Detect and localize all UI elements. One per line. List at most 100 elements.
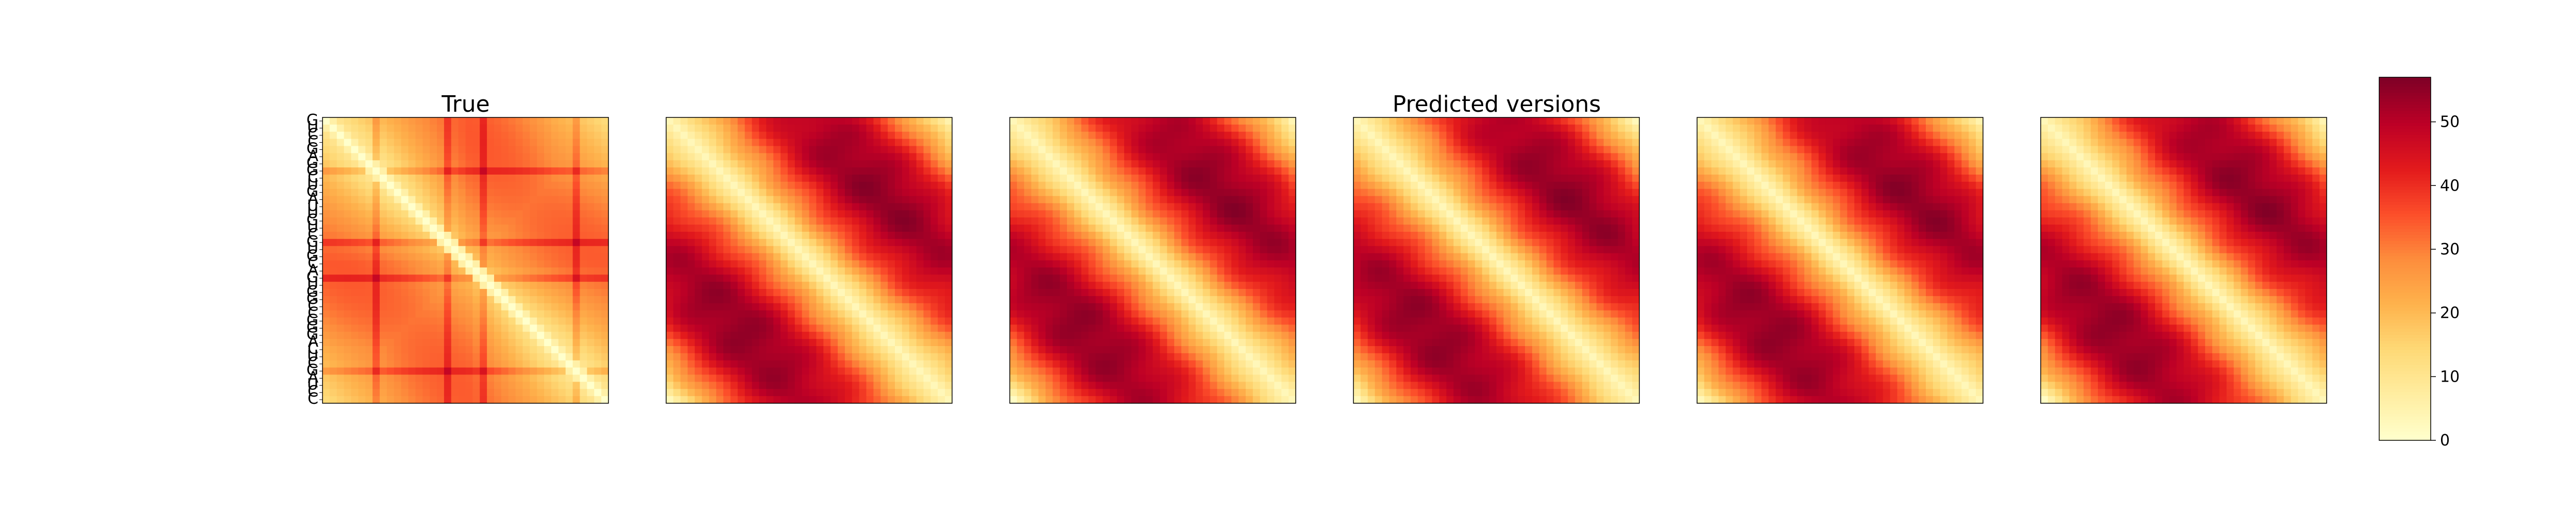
heatmap-cell xyxy=(1153,153,1160,161)
heatmap-cell xyxy=(1124,332,1132,339)
heatmap-cell xyxy=(1174,139,1182,147)
heatmap-cell xyxy=(1153,196,1160,204)
heatmap-cell xyxy=(930,153,938,161)
heatmap-cell xyxy=(1053,360,1060,368)
heatmap-cell xyxy=(1224,317,1232,325)
heatmap-cell xyxy=(1095,317,1103,325)
heatmap-cell xyxy=(1231,274,1239,282)
heatmap-cell xyxy=(380,203,387,211)
heatmap-cell xyxy=(1103,296,1110,304)
heatmap-cell xyxy=(422,160,430,168)
heatmap-cell xyxy=(694,246,702,254)
heatmap-cell xyxy=(1468,139,1476,147)
heatmap-cell xyxy=(744,175,753,182)
heatmap-cell xyxy=(1281,296,1289,304)
heatmap-cell xyxy=(1267,282,1275,289)
heatmap-cell xyxy=(437,203,445,211)
heatmap-cell xyxy=(859,310,867,318)
heatmap-cell xyxy=(1260,246,1268,254)
heatmap-cell xyxy=(451,196,459,204)
heatmap-cell xyxy=(880,339,888,347)
heatmap-cell xyxy=(437,246,445,254)
heatmap-cell xyxy=(787,367,795,375)
heatmap-cell xyxy=(458,267,466,275)
heatmap-cell xyxy=(1188,396,1196,404)
heatmap-cell xyxy=(752,117,759,125)
heatmap-cell xyxy=(673,253,681,261)
heatmap-cell xyxy=(666,274,674,282)
heatmap-cell xyxy=(752,217,759,225)
heatmap-cell xyxy=(744,353,753,361)
heatmap-cell xyxy=(1010,232,1018,239)
heatmap-cell xyxy=(430,246,437,254)
heatmap-cell xyxy=(537,374,545,382)
heatmap-cell xyxy=(1067,332,1075,339)
heatmap-cell xyxy=(852,181,860,190)
heatmap-cell xyxy=(666,282,674,289)
heatmap-cell xyxy=(709,267,717,275)
heatmap-cell xyxy=(823,188,831,197)
heatmap-cell xyxy=(1038,153,1046,161)
heatmap-cell xyxy=(1252,181,1261,190)
heatmap-cell xyxy=(1053,253,1060,261)
heatmap-cell xyxy=(752,303,759,311)
heatmap-cell xyxy=(1016,274,1025,282)
heatmap-cell xyxy=(430,374,437,382)
heatmap-cell xyxy=(773,346,781,354)
heatmap-cell xyxy=(480,203,487,211)
heatmap-cell xyxy=(1010,181,1018,190)
heatmap-cell xyxy=(594,346,602,354)
heatmap-cell xyxy=(1503,124,1511,132)
heatmap-cell xyxy=(1060,175,1067,182)
heatmap-cell xyxy=(1482,139,1490,147)
heatmap-cell xyxy=(437,339,445,347)
heatmap-cell xyxy=(823,310,831,318)
heatmap-cell xyxy=(1267,339,1275,347)
heatmap-cell xyxy=(465,225,473,232)
heatmap-cell xyxy=(1174,238,1182,247)
heatmap-cell xyxy=(580,324,587,332)
heatmap-cell xyxy=(572,246,581,254)
heatmap-cell xyxy=(601,188,609,197)
heatmap-cell xyxy=(380,260,387,268)
heatmap-cell xyxy=(759,124,767,132)
heatmap-cell xyxy=(1245,246,1253,254)
heatmap-cell xyxy=(816,139,824,147)
heatmap-cell xyxy=(752,167,759,175)
heatmap-cell xyxy=(744,339,753,347)
heatmap-cell xyxy=(1038,317,1046,325)
heatmap-cell xyxy=(852,188,860,197)
heatmap-cell xyxy=(408,360,416,368)
heatmap-cell xyxy=(365,282,373,289)
heatmap-cell xyxy=(1031,217,1039,225)
heatmap-cell xyxy=(673,324,681,332)
heatmap-cell xyxy=(430,139,437,147)
heatmap-cell xyxy=(1010,196,1018,204)
heatmap-cell xyxy=(1195,260,1204,268)
heatmap-cell xyxy=(859,160,867,168)
heatmap-cell xyxy=(380,289,387,297)
heatmap-cell xyxy=(880,374,888,382)
heatmap-cell xyxy=(587,346,595,354)
heatmap-cell xyxy=(465,267,473,275)
heatmap-cell xyxy=(1239,167,1246,175)
heatmap-cell xyxy=(508,346,516,354)
heatmap-cell xyxy=(1267,374,1275,382)
heatmap-cell xyxy=(515,296,523,304)
heatmap-cell xyxy=(859,203,867,211)
heatmap-cell xyxy=(1131,196,1139,204)
heatmap-cell xyxy=(794,310,803,318)
heatmap-cell xyxy=(938,160,945,168)
heatmap-cell xyxy=(336,210,345,218)
heatmap-cell xyxy=(702,181,709,190)
heatmap-cell xyxy=(344,282,352,289)
heatmap-cell xyxy=(666,389,674,397)
heatmap-cell xyxy=(702,146,709,153)
heatmap-cell xyxy=(365,167,373,175)
heatmap-cell xyxy=(422,339,430,347)
heatmap-cell xyxy=(737,289,745,297)
heatmap-cell xyxy=(1231,188,1239,197)
heatmap-cell xyxy=(1024,139,1032,147)
heatmap-cell xyxy=(508,131,516,140)
heatmap-cell xyxy=(1131,346,1139,354)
==============================
#### What needs to be done:
Print every line of the data above verbatim, leaving out the picture.

#### Expected answer:
Detect and localize all UI elements. One per line. List at most 100 elements.
heatmap-cell xyxy=(1153,153,1160,161)
heatmap-cell xyxy=(1124,332,1132,339)
heatmap-cell xyxy=(1174,139,1182,147)
heatmap-cell xyxy=(1153,196,1160,204)
heatmap-cell xyxy=(930,153,938,161)
heatmap-cell xyxy=(1053,360,1060,368)
heatmap-cell xyxy=(1224,317,1232,325)
heatmap-cell xyxy=(1095,317,1103,325)
heatmap-cell xyxy=(1231,274,1239,282)
heatmap-cell xyxy=(380,203,387,211)
heatmap-cell xyxy=(1103,296,1110,304)
heatmap-cell xyxy=(422,160,430,168)
heatmap-cell xyxy=(694,246,702,254)
heatmap-cell xyxy=(1468,139,1476,147)
heatmap-cell xyxy=(744,175,753,182)
heatmap-cell xyxy=(1281,296,1289,304)
heatmap-cell xyxy=(1267,282,1275,289)
heatmap-cell xyxy=(437,203,445,211)
heatmap-cell xyxy=(859,310,867,318)
heatmap-cell xyxy=(1260,246,1268,254)
heatmap-cell xyxy=(451,196,459,204)
heatmap-cell xyxy=(880,339,888,347)
heatmap-cell xyxy=(437,246,445,254)
heatmap-cell xyxy=(787,367,795,375)
heatmap-cell xyxy=(458,267,466,275)
heatmap-cell xyxy=(1188,396,1196,404)
heatmap-cell xyxy=(752,117,759,125)
heatmap-cell xyxy=(673,253,681,261)
heatmap-cell xyxy=(666,274,674,282)
heatmap-cell xyxy=(752,217,759,225)
heatmap-cell xyxy=(744,353,753,361)
heatmap-cell xyxy=(1010,232,1018,239)
heatmap-cell xyxy=(430,246,437,254)
heatmap-cell xyxy=(537,374,545,382)
heatmap-cell xyxy=(1067,332,1075,339)
heatmap-cell xyxy=(852,181,860,190)
heatmap-cell xyxy=(666,282,674,289)
heatmap-cell xyxy=(709,267,717,275)
heatmap-cell xyxy=(823,188,831,197)
heatmap-cell xyxy=(1038,153,1046,161)
heatmap-cell xyxy=(1252,181,1261,190)
heatmap-cell xyxy=(1053,253,1060,261)
heatmap-cell xyxy=(752,303,759,311)
heatmap-cell xyxy=(1016,274,1025,282)
heatmap-cell xyxy=(430,374,437,382)
heatmap-cell xyxy=(773,346,781,354)
heatmap-cell xyxy=(480,203,487,211)
heatmap-cell xyxy=(1010,181,1018,190)
heatmap-cell xyxy=(594,346,602,354)
heatmap-cell xyxy=(1503,124,1511,132)
heatmap-cell xyxy=(1060,175,1067,182)
heatmap-cell xyxy=(1482,139,1490,147)
heatmap-cell xyxy=(437,339,445,347)
heatmap-cell xyxy=(823,310,831,318)
heatmap-cell xyxy=(1267,339,1275,347)
heatmap-cell xyxy=(465,225,473,232)
heatmap-cell xyxy=(1174,238,1182,247)
heatmap-cell xyxy=(580,324,587,332)
heatmap-cell xyxy=(572,246,581,254)
heatmap-cell xyxy=(601,188,609,197)
heatmap-cell xyxy=(380,260,387,268)
heatmap-cell xyxy=(759,124,767,132)
heatmap-cell xyxy=(1245,246,1253,254)
heatmap-cell xyxy=(816,139,824,147)
heatmap-cell xyxy=(752,167,759,175)
heatmap-cell xyxy=(744,339,753,347)
heatmap-cell xyxy=(1038,317,1046,325)
heatmap-cell xyxy=(852,188,860,197)
heatmap-cell xyxy=(408,360,416,368)
heatmap-cell xyxy=(365,282,373,289)
heatmap-cell xyxy=(1031,217,1039,225)
heatmap-cell xyxy=(673,324,681,332)
heatmap-cell xyxy=(430,139,437,147)
heatmap-cell xyxy=(1010,196,1018,204)
heatmap-cell xyxy=(1195,260,1204,268)
heatmap-cell xyxy=(859,160,867,168)
heatmap-cell xyxy=(380,289,387,297)
heatmap-cell xyxy=(880,374,888,382)
heatmap-cell xyxy=(587,346,595,354)
heatmap-cell xyxy=(465,267,473,275)
heatmap-cell xyxy=(1239,167,1246,175)
heatmap-cell xyxy=(508,346,516,354)
heatmap-cell xyxy=(1267,374,1275,382)
heatmap-cell xyxy=(515,296,523,304)
heatmap-cell xyxy=(859,203,867,211)
heatmap-cell xyxy=(1131,196,1139,204)
heatmap-cell xyxy=(794,310,803,318)
heatmap-cell xyxy=(938,160,945,168)
heatmap-cell xyxy=(336,210,345,218)
heatmap-cell xyxy=(702,181,709,190)
heatmap-cell xyxy=(344,282,352,289)
heatmap-cell xyxy=(666,389,674,397)
heatmap-cell xyxy=(702,146,709,153)
heatmap-cell xyxy=(365,167,373,175)
heatmap-cell xyxy=(422,339,430,347)
heatmap-cell xyxy=(737,289,745,297)
heatmap-cell xyxy=(1231,188,1239,197)
heatmap-cell xyxy=(1024,139,1032,147)
heatmap-cell xyxy=(508,131,516,140)
heatmap-cell xyxy=(1131,346,1139,354)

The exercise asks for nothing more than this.